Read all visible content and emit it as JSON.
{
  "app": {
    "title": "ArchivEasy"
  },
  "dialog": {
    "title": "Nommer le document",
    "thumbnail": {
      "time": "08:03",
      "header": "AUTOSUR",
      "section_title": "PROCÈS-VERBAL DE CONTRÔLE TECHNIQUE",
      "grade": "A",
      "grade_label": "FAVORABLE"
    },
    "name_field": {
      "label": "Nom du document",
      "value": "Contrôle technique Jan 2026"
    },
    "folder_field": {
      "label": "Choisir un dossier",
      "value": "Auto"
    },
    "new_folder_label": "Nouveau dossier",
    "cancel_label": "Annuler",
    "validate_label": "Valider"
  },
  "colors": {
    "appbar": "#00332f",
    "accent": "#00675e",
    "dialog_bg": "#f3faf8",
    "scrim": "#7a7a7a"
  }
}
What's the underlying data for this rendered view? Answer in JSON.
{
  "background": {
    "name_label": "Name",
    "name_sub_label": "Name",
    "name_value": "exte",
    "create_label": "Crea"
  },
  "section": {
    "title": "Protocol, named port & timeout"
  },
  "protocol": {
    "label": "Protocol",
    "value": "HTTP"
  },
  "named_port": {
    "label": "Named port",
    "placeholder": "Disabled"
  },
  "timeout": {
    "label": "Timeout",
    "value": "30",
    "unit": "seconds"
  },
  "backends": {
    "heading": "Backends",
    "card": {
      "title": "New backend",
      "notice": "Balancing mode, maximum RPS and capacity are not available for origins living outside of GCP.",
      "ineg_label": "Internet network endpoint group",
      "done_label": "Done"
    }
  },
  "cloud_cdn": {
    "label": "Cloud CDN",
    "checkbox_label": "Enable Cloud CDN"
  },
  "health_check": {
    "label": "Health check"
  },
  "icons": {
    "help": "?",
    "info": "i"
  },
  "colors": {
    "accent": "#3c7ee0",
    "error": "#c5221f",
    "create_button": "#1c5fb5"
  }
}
---
## WHAT TO PRODUCE
Recopy the whole listing exactly.

## WRITTEN ANSWER
Read all visible content and emit it as JSON.
{
  "app": {
    "title": "ArchivEasy"
  },
  "dialog": {
    "title": "Nommer le document",
    "thumbnail": {
      "time": "08:03",
      "header": "AUTOSUR",
      "section_title": "PROCÈS-VERBAL DE CONTRÔLE TECHNIQUE",
      "grade": "A",
      "grade_label": "FAVORABLE"
    },
    "name_field": {
      "label": "Nom du document",
      "value": "Contrôle technique Jan 2026"
    },
    "folder_field": {
      "label": "Choisir un dossier",
      "value": "Auto"
    },
    "new_folder_label": "Nouveau dossier",
    "cancel_label": "Annuler",
    "validate_label": "Valider"
  },
  "colors": {
    "appbar": "#00332f",
    "accent": "#00675e",
    "dialog_bg": "#f3faf8",
    "scrim": "#7a7a7a"
  }
}
What's the underlying data for this rendered view? Answer in JSON.
{
  "background": {
    "name_label": "Name",
    "name_sub_label": "Name",
    "name_value": "exte",
    "create_label": "Crea"
  },
  "section": {
    "title": "Protocol, named port & timeout"
  },
  "protocol": {
    "label": "Protocol",
    "value": "HTTP"
  },
  "named_port": {
    "label": "Named port",
    "placeholder": "Disabled"
  },
  "timeout": {
    "label": "Timeout",
    "value": "30",
    "unit": "seconds"
  },
  "backends": {
    "heading": "Backends",
    "card": {
      "title": "New backend",
      "notice": "Balancing mode, maximum RPS and capacity are not available for origins living outside of GCP.",
      "ineg_label": "Internet network endpoint group",
      "done_label": "Done"
    }
  },
  "cloud_cdn": {
    "label": "Cloud CDN",
    "checkbox_label": "Enable Cloud CDN"
  },
  "health_check": {
    "label": "Health check"
  },
  "icons": {
    "help": "?",
    "info": "i"
  },
  "colors": {
    "accent": "#3c7ee0",
    "error": "#c5221f",
    "create_button": "#1c5fb5"
  }
}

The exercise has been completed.